* DOCUMENT SECTION
○ ○ ○ ○ ○

Split the dsound test

Robert Reif reif at earthlink.net
Mon May 24 11:11:32 CDT 2004


Francois Gouget wrote:

> Robert Reif wrote:
> [...]
>
>> The corresponding Microsoft test takes hours to complete.
>
>
> What is this 'corresponding Microsoft test'? Do you mean that this 
> test takes hours to complete on Windows? If that's the case it would 
> be a sign that the test is buggy.
> In any case I don't see the point of having a test that takes that 
> long to complete. Who is going to listen to a single test running for 
> hours?

Microsoft has a test suite called the "Hardware Compatibility Tests" 
which is
used by computer manufacturers to obtain that Microsoft Windows Certified
sticker on the outside of your computer.  A very small part of that test 
suite is
for Multimedia Devices and a small part of that is for the DirectSound 
hardware.
This is the test that I was referring to that takes hours to run.

>
>
> > If time
>
>> is an issue, then the test should be split up into a quick test and
>> an exhaustive test.
>
>
> My patch does not reduce the scope of the test in any significant way 
> while still being much shorter to run.

As I see it, there are two reasons for running the "interactive" tests:
one is so that someone can listen to the output and verify proper
operation and the other is to exercise all possible code paths.  The
current tests in non-interactive mode are more like API tests than
functional tests.

I understand the need for a quick "Can you here me now" type test
and that is something that I wish were included in the non-interactive
part of the tests so at least some part of that code path always got tested.

○ ○ ○ ○ ○

* Stored dataset items
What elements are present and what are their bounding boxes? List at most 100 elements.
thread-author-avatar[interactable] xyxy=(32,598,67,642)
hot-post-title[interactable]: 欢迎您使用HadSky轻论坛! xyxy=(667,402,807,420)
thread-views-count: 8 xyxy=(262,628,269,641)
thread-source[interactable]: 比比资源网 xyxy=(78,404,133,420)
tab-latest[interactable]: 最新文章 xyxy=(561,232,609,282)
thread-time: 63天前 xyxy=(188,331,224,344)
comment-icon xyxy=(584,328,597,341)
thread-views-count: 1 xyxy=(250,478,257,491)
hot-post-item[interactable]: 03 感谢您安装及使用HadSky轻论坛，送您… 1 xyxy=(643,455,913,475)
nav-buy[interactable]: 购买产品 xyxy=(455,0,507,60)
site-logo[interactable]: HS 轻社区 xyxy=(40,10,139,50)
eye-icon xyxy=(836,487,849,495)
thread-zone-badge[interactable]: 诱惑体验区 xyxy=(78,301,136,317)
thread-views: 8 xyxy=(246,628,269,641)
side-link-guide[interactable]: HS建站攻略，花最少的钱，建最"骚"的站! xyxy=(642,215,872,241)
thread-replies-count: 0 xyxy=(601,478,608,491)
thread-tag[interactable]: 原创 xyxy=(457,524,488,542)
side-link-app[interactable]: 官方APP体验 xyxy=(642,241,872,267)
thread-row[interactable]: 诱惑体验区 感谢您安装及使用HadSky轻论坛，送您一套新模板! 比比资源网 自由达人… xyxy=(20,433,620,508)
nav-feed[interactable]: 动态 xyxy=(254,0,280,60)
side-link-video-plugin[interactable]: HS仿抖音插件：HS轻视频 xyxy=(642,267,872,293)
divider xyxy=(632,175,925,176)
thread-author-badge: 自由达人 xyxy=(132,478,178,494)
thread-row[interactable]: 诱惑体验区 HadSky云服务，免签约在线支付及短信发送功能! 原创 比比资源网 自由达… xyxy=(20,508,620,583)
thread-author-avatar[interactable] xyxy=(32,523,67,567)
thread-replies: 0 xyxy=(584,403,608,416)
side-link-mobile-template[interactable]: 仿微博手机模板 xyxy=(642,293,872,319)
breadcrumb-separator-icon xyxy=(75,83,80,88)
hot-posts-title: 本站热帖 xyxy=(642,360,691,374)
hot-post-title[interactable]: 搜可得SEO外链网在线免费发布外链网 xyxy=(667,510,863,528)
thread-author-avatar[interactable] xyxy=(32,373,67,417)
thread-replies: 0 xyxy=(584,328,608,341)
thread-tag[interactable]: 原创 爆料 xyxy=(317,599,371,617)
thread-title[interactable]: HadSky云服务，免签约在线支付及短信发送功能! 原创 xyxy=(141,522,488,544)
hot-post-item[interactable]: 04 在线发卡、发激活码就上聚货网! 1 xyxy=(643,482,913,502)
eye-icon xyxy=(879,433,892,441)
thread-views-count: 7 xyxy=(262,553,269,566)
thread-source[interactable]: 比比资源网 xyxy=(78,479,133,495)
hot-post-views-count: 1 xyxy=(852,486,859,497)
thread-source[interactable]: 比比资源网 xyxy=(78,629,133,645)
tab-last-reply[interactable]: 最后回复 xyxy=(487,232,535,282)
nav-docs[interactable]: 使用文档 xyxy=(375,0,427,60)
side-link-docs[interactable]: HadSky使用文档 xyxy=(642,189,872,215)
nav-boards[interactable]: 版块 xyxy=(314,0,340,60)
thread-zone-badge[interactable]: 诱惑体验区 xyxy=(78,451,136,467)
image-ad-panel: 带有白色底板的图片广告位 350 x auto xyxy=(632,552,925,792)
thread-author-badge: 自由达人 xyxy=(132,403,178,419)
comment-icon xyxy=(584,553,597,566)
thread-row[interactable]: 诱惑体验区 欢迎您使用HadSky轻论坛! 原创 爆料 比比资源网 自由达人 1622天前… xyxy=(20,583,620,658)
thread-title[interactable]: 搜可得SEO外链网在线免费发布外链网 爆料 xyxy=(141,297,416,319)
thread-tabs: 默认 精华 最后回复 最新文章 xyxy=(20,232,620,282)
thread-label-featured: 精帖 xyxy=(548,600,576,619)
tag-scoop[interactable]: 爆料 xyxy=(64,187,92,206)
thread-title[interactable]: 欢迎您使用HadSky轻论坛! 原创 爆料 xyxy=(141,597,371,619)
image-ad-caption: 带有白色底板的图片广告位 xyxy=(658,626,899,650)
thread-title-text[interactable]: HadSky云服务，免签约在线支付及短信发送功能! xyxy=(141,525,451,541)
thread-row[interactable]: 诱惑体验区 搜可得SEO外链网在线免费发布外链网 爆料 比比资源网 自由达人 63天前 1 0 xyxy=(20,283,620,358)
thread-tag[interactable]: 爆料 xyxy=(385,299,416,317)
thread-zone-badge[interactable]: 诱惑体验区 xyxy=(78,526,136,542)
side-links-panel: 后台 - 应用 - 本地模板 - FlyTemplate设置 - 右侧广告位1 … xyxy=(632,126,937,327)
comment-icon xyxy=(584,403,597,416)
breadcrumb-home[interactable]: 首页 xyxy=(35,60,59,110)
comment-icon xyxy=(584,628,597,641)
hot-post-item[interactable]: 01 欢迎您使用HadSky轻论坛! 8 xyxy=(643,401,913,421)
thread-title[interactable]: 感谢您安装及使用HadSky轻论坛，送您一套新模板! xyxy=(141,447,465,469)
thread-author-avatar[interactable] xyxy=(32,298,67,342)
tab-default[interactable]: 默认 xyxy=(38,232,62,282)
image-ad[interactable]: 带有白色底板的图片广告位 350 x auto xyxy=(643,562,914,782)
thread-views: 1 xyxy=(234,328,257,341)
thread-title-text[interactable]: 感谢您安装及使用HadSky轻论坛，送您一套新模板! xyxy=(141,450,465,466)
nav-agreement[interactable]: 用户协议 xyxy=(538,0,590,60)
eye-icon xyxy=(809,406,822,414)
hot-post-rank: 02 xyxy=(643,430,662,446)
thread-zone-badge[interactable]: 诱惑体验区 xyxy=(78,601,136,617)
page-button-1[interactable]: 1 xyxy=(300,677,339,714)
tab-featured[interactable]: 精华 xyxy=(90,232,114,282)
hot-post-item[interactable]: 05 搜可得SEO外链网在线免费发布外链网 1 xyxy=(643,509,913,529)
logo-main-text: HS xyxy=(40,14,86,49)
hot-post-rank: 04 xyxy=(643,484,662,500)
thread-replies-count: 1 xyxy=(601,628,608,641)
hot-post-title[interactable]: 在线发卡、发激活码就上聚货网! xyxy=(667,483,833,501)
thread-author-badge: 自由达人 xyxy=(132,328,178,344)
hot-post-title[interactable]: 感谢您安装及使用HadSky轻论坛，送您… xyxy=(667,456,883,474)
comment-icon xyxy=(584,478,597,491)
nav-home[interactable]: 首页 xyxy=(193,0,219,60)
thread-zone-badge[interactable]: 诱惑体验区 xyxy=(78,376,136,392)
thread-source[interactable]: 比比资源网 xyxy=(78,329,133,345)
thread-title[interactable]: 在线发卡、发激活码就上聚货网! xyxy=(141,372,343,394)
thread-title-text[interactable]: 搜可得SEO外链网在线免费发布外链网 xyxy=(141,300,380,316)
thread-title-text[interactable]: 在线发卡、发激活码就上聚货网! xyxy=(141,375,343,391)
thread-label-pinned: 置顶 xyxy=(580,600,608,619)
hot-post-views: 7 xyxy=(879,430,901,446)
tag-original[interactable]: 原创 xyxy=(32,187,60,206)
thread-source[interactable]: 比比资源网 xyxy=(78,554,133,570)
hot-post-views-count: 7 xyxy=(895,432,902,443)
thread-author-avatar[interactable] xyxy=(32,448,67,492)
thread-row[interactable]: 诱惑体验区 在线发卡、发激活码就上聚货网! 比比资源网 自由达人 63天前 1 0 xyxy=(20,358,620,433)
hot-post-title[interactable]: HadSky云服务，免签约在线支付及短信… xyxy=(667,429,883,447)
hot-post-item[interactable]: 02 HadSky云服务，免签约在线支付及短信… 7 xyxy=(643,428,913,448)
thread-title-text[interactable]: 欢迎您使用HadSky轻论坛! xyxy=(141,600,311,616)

○ ○ ○ ○ ○

* WORK ORDER 1
In the dsound test message, what is the name of the Microsoft test suite that computer manufacturers use to get the Windows Certified sticker?
* WORK ORDER 2
Pick up the dsound test message after its last sentence and keep writing it.

* WRITTEN RESPONSE 1
The "Hardware Compatibility Tests."

* WRITTEN RESPONSE 2
However, we are barely scratching the surface of what can and should be
tested in a more comprehensive test suite.  Part of why we are not doing
that now is because of the limited ability of the current DirectSound
implementation.  A lot of things are either missing or just don't work.

>
>
>> Also, volume and pan tests on primary and secondary buffers is
>> not the same thing as 3D.  They just happen to be similar now
>> because we don't support hardware acceleration yet.
>
>
> Well, what I wanted is a test that only tests support for each sound 
> format with nothing else that would interfer with that. Testing each 
> known Microsoft format is very important because this is where we have 
> problems today (although DirectSound seems pretty broken in Wine these 
> days). We could split things further (format tests, volume tests, 
> panning tests, 3D tests) but it really did not seem necessary at this 
> point.
>
Running these tests with an ALSA driver doesn't work well.  They
do work well with real OSS (not ALSA emulation) and a well supported
sound card.  Part of  this problem is the quality of the sound card
drivers (both OSS and ALSA) and part is because of wine's drivers.